What the task asks:
Print the line that contains "What does this" and every line after it through the last line of the records below, exactly as written and nothing else.

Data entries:
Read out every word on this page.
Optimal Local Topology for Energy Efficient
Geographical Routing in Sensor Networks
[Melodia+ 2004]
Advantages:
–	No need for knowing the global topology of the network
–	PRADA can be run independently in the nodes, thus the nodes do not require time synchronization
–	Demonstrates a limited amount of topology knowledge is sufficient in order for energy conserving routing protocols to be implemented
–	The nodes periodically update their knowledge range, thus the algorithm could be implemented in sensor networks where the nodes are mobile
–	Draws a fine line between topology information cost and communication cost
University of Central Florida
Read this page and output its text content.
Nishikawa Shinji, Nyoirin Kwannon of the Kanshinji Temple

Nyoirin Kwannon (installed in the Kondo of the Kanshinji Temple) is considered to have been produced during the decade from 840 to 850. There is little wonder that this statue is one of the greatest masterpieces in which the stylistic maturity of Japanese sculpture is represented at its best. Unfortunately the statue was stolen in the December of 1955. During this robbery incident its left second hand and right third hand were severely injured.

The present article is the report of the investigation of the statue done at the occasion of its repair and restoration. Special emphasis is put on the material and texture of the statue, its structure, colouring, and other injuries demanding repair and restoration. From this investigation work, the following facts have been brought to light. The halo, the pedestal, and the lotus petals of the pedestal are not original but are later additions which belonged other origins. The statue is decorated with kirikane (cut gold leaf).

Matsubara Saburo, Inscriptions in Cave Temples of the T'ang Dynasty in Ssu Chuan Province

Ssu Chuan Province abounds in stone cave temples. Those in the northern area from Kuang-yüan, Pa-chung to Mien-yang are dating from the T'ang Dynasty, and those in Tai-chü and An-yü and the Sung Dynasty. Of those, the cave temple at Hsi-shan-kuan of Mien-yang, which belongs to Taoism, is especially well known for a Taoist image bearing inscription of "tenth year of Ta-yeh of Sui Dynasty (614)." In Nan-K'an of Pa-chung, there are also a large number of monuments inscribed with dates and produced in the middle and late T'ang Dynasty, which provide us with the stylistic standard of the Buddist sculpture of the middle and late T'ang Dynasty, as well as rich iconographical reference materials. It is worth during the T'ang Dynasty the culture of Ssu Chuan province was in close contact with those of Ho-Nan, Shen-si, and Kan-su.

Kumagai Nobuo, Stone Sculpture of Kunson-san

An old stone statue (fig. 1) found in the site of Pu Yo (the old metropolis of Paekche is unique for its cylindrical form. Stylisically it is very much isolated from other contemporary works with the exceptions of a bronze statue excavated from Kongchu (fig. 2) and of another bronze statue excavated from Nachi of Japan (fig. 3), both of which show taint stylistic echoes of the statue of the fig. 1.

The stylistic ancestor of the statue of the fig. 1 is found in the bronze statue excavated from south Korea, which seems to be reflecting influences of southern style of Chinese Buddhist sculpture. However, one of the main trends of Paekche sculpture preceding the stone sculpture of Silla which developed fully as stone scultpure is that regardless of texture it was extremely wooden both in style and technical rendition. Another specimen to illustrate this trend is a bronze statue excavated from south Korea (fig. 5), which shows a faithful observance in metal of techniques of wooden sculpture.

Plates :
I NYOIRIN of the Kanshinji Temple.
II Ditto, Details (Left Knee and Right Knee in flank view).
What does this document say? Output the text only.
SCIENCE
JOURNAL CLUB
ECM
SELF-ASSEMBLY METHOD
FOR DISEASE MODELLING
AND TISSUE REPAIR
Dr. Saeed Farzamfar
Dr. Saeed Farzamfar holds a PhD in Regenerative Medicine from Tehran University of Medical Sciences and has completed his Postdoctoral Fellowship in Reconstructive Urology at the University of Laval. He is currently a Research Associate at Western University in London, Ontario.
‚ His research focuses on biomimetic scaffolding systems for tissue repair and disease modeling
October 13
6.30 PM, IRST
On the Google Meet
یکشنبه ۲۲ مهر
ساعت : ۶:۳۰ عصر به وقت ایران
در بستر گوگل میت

Answer to this task:
What does this document say? Output the text only.
SCIENCE
JOURNAL CLUB
ECM
SELF-ASSEMBLY METHOD
FOR DISEASE MODELLING
AND TISSUE REPAIR
Dr. Saeed Farzamfar
Dr. Saeed Farzamfar holds a PhD in Regenerative Medicine from Tehran University of Medical Sciences and has completed his Postdoctoral Fellowship in Reconstructive Urology at the University of Laval. He is currently a Research Associate at Western University in London, Ontario.
‚ His research focuses on biomimetic scaffolding systems for tissue repair and disease modeling
October 13
6.30 PM, IRST
On the Google Meet
یکشنبه ۲۲ مهر
ساعت : ۶:۳۰ عصر به وقت ایران
در بستر گوگل میت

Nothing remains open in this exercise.